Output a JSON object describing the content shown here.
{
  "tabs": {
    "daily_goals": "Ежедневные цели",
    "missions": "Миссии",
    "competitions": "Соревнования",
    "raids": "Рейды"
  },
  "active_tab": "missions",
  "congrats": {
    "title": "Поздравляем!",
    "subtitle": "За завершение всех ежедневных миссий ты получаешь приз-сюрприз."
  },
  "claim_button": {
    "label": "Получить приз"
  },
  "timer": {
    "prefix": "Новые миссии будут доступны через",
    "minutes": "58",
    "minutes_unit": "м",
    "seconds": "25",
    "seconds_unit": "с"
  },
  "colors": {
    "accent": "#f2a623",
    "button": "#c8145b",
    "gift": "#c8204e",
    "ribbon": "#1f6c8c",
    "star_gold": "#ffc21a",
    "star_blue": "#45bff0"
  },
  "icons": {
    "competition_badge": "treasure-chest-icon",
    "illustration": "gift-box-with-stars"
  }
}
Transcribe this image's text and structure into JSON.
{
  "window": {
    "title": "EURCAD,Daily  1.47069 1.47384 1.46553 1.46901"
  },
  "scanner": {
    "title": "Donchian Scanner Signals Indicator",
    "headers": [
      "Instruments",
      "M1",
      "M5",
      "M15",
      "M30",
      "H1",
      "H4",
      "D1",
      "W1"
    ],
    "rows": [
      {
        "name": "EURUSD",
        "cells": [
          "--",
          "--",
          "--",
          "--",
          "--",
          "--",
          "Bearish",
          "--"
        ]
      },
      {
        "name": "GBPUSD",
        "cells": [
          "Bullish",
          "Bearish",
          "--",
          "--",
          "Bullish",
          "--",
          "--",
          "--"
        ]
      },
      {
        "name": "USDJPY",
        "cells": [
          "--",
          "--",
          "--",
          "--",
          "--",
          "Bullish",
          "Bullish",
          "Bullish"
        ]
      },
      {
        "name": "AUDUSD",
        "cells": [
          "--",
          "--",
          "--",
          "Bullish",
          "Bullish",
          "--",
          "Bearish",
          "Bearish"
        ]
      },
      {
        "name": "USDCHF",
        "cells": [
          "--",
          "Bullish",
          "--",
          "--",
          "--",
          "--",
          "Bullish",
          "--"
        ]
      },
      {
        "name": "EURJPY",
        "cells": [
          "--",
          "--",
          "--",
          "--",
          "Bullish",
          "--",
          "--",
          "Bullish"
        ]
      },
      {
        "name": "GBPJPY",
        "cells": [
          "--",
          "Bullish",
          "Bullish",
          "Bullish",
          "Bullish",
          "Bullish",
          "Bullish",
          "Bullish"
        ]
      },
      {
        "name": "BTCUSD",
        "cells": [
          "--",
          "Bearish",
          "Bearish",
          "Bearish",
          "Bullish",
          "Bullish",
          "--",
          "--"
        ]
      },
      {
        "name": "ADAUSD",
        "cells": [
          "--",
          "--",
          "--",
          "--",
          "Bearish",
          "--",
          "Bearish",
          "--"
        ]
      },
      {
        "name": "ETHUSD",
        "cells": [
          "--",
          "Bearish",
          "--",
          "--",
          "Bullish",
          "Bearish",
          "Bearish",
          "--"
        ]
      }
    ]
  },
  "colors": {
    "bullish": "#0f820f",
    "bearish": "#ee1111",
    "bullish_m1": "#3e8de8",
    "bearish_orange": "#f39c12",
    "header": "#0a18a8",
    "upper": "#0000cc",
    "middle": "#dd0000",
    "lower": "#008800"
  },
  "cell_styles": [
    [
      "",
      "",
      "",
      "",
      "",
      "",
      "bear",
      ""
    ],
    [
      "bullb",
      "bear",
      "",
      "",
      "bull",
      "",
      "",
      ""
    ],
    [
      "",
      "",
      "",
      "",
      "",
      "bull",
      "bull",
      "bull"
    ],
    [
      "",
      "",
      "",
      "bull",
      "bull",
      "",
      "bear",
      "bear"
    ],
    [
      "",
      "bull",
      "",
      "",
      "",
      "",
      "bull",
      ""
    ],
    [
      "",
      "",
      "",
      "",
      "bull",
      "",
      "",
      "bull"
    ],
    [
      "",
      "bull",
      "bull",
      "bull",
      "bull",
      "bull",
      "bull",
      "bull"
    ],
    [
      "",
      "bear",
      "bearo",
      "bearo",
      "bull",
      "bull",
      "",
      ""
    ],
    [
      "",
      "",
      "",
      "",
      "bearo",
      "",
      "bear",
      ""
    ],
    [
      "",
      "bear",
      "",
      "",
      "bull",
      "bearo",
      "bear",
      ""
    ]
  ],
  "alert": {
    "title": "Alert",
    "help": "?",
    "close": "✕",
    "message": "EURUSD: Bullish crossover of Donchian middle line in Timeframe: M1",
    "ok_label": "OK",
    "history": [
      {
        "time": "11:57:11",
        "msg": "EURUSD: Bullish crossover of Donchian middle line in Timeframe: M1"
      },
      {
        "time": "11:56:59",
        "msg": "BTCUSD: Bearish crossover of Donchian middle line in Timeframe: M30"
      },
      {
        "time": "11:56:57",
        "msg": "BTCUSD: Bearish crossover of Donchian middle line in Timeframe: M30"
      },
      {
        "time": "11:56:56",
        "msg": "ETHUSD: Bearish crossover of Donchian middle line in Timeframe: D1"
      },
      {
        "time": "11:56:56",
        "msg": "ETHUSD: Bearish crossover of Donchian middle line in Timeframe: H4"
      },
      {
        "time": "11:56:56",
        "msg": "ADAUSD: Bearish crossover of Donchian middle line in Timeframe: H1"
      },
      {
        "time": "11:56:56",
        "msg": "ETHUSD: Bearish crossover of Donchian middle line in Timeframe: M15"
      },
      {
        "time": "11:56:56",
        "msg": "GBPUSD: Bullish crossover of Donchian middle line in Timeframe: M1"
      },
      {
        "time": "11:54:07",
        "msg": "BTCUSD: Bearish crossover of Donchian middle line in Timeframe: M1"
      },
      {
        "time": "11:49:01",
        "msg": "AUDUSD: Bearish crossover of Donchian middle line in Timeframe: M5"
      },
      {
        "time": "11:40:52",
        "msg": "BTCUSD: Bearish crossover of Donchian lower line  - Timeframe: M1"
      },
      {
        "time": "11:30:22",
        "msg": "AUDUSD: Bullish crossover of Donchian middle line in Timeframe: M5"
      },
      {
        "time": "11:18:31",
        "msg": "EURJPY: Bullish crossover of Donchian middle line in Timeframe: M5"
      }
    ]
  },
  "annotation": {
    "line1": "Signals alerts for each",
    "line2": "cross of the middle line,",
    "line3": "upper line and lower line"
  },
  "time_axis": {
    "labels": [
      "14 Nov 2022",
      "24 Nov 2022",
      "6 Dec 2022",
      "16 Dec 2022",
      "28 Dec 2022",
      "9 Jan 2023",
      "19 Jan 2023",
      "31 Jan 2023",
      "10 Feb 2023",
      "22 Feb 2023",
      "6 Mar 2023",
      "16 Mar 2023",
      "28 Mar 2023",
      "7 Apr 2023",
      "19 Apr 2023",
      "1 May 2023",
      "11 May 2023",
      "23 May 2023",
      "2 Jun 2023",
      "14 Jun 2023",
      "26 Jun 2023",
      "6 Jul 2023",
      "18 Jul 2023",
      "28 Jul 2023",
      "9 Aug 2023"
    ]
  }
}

WHAT YOU ARE ASKED TO DO: Whenever "EURUSD" turns up in a line, pick that line out.

OUTPUT OF THE TASK:
        "name": "EURUSD",
    "message": "EURUSD: Bullish crossover of Donchian middle line in Timeframe: M1",
        "msg": "EURUSD: Bullish crossover of Donchian middle line in Timeframe: M1"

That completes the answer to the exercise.